ENTRIES =>
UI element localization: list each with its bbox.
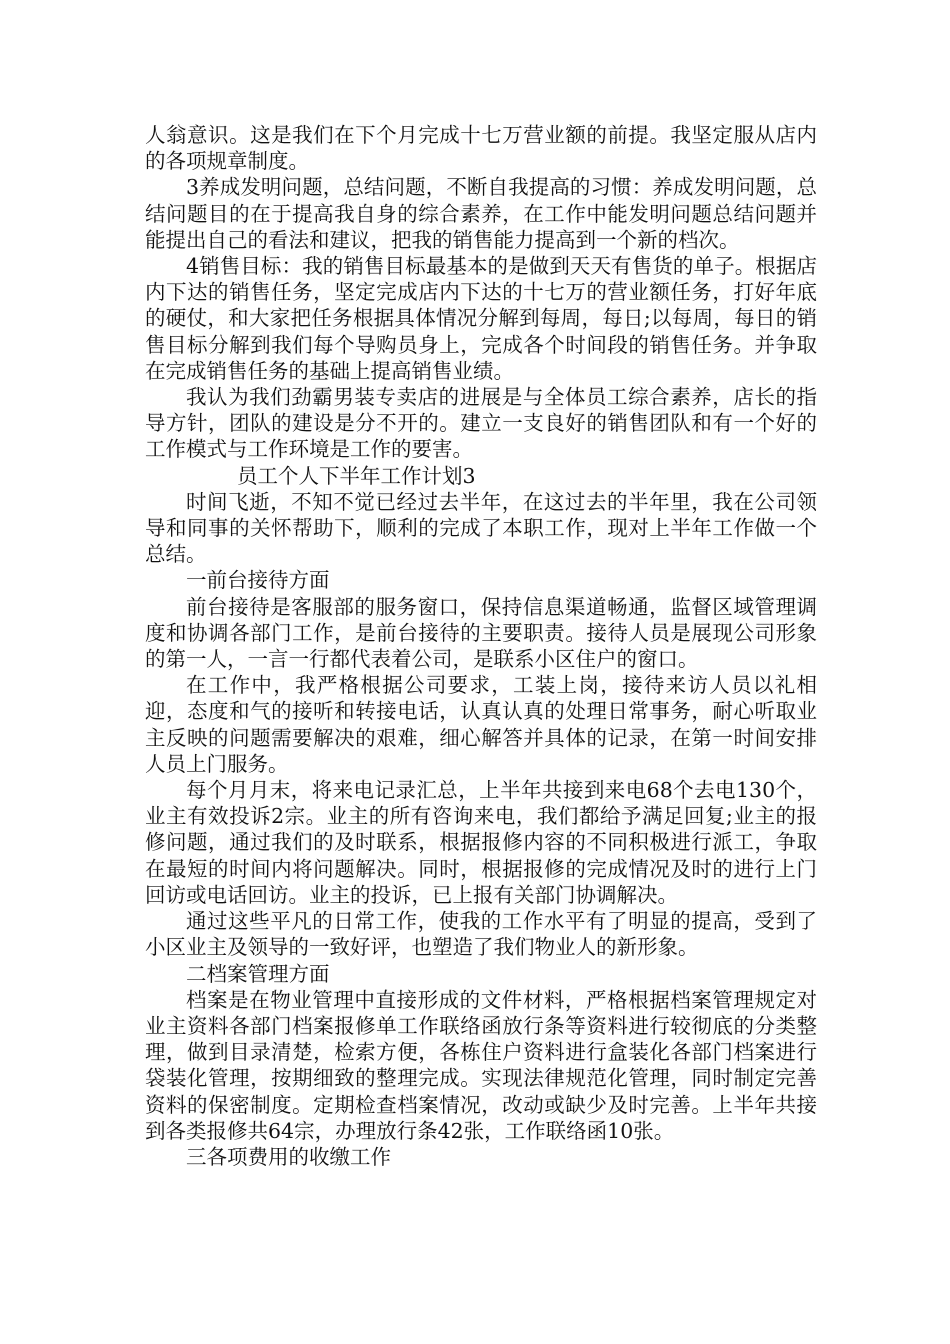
paragraph-habit: 3养成发明问题，总结问题，不断自我提高的习惯：养成发明问题，总结问题目的在于提高我自身的综合素养，在工作中能发明问题总结问题并能提出自己的看法和建议，把我的销售能力提高到一个新的档次。 bbox=[145, 175, 817, 252]
paragraph-team: 我认为我们劲霸男装专卖店的进展是与全体员工综合素养，店长的指导方针，团队的建设是分不开的。建立一支良好的销售团队和有一个好的工作模式与工作环境是工作的要害。 bbox=[145, 385, 817, 462]
paragraph-work: 在工作中，我严格根据公司要求，工装上岗，接待来访人员以礼相迎，态度和气的接听和转接电话，认真认真的处理日常事务，耐心听取业主反映的问题需要解决的艰难，细心解答并具体的记录，在第一时间安排人员上门服务。 bbox=[145, 673, 817, 776]
paragraph-continuation: 人翁意识。这是我们在下个月完成十七万营业额的前提。我坚定服从店内的各项规章制度。 bbox=[145, 123, 817, 174]
paragraph-sales-target: 4销售目标：我的销售目标最基本的是做到天天有售货的单子。根据店内下达的销售任务，坚定完成店内下达的十七万的营业额任务，打好年底的硬仗，和大家把任务根据具体情况分解到每周，每日;以每周，每日的销售目标分解到我们每个导购员身上，完成各个时间段的销售任务。并争取在完成销售任务的基础上提高销售业绩。 bbox=[145, 254, 817, 383]
paragraph-improvement: 通过这些平凡的日常工作，使我的工作水平有了明显的提高，受到了小区业主及领导的一致好评，也塑造了我们物业人的新形象。 bbox=[145, 909, 817, 960]
heading-archives: 二档案管理方面 bbox=[186, 961, 330, 986]
document-body bbox=[145, 122, 817, 1170]
paragraph-archives: 档案是在物业管理中直接形成的文件材料，严格根据档案管理规定对业主资料各部门档案报修单工作联络函放行条等资料进行较彻底的分类整理，做到目录清楚，检索方便，各栋住户资料进行盒装化各部门档案进行袋装化管理，按期细致的整理完成。实现法律规范化管理，同时制定完善资料的保密制度。定期检查档案情况，改动或缺少及时完善。上半年共接到各类报修共64宗，办理放行条42张，工作联络函10张。 bbox=[145, 987, 817, 1143]
section-title: 员工个人下半年工作计划3 bbox=[237, 463, 476, 488]
heading-reception: 一前台接待方面 bbox=[186, 568, 330, 593]
paragraph-reception: 前台接待是客服部的服务窗口，保持信息渠道畅通，监督区域管理调度和协调各部门工作，是前台接待的主要职责。接待人员是展现公司形象的第一人，一言一行都代表着公司，是联系小区住户的窗口。 bbox=[145, 594, 817, 672]
paragraph-monthly: 每个月月末，将来电记录汇总，上半年共接到来电68个去电130个，业主有效投诉2宗。业主的所有咨询来电，我们都给予满足回复;业主的报修问题，通过我们的及时联系，根据报修内容的不同积极进行派工，争取在最短的时间内将问题解决。同时，根据报修的完成情况及时的进行上门回访或电话回访。业主的投诉，已上报有关部门协调解决。 bbox=[145, 778, 817, 907]
heading-fees: 三各项费用的收缴工作 bbox=[186, 1144, 391, 1169]
paragraph-intro: 时间飞逝，不知不觉已经过去半年，在这过去的半年里，我在公司领导和同事的关怀帮助下，顺利的完成了本职工作，现对上半年工作做一个总结。 bbox=[145, 489, 817, 567]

EXERCISE AIM => Reproduce every row above word for word, leaving out the pictures.

EXPECTED OUTPUT =>
UI element localization: list each with its bbox.
paragraph-habit: 3养成发明问题，总结问题，不断自我提高的习惯：养成发明问题，总结问题目的在于提高我自身的综合素养，在工作中能发明问题总结问题并能提出自己的看法和建议，把我的销售能力提高到一个新的档次。 bbox=[145, 175, 817, 252]
paragraph-team: 我认为我们劲霸男装专卖店的进展是与全体员工综合素养，店长的指导方针，团队的建设是分不开的。建立一支良好的销售团队和有一个好的工作模式与工作环境是工作的要害。 bbox=[145, 385, 817, 462]
paragraph-work: 在工作中，我严格根据公司要求，工装上岗，接待来访人员以礼相迎，态度和气的接听和转接电话，认真认真的处理日常事务，耐心听取业主反映的问题需要解决的艰难，细心解答并具体的记录，在第一时间安排人员上门服务。 bbox=[145, 673, 817, 776]
paragraph-continuation: 人翁意识。这是我们在下个月完成十七万营业额的前提。我坚定服从店内的各项规章制度。 bbox=[145, 123, 817, 174]
paragraph-sales-target: 4销售目标：我的销售目标最基本的是做到天天有售货的单子。根据店内下达的销售任务，坚定完成店内下达的十七万的营业额任务，打好年底的硬仗，和大家把任务根据具体情况分解到每周，每日;以每周，每日的销售目标分解到我们每个导购员身上，完成各个时间段的销售任务。并争取在完成销售任务的基础上提高销售业绩。 bbox=[145, 254, 817, 383]
paragraph-improvement: 通过这些平凡的日常工作，使我的工作水平有了明显的提高，受到了小区业主及领导的一致好评，也塑造了我们物业人的新形象。 bbox=[145, 909, 817, 960]
heading-archives: 二档案管理方面 bbox=[186, 961, 330, 986]
document-body bbox=[145, 122, 817, 1170]
paragraph-archives: 档案是在物业管理中直接形成的文件材料，严格根据档案管理规定对业主资料各部门档案报修单工作联络函放行条等资料进行较彻底的分类整理，做到目录清楚，检索方便，各栋住户资料进行盒装化各部门档案进行袋装化管理，按期细致的整理完成。实现法律规范化管理，同时制定完善资料的保密制度。定期检查档案情况，改动或缺少及时完善。上半年共接到各类报修共64宗，办理放行条42张，工作联络函10张。 bbox=[145, 987, 817, 1143]
section-title: 员工个人下半年工作计划3 bbox=[237, 463, 476, 488]
heading-reception: 一前台接待方面 bbox=[186, 568, 330, 593]
paragraph-reception: 前台接待是客服部的服务窗口，保持信息渠道畅通，监督区域管理调度和协调各部门工作，是前台接待的主要职责。接待人员是展现公司形象的第一人，一言一行都代表着公司，是联系小区住户的窗口。 bbox=[145, 594, 817, 672]
paragraph-monthly: 每个月月末，将来电记录汇总，上半年共接到来电68个去电130个，业主有效投诉2宗。业主的所有咨询来电，我们都给予满足回复;业主的报修问题，通过我们的及时联系，根据报修内容的不同积极进行派工，争取在最短的时间内将问题解决。同时，根据报修的完成情况及时的进行上门回访或电话回访。业主的投诉，已上报有关部门协调解决。 bbox=[145, 778, 817, 907]
heading-fees: 三各项费用的收缴工作 bbox=[186, 1144, 391, 1169]
paragraph-intro: 时间飞逝，不知不觉已经过去半年，在这过去的半年里，我在公司领导和同事的关怀帮助下，顺利的完成了本职工作，现对上半年工作做一个总结。 bbox=[145, 489, 817, 567]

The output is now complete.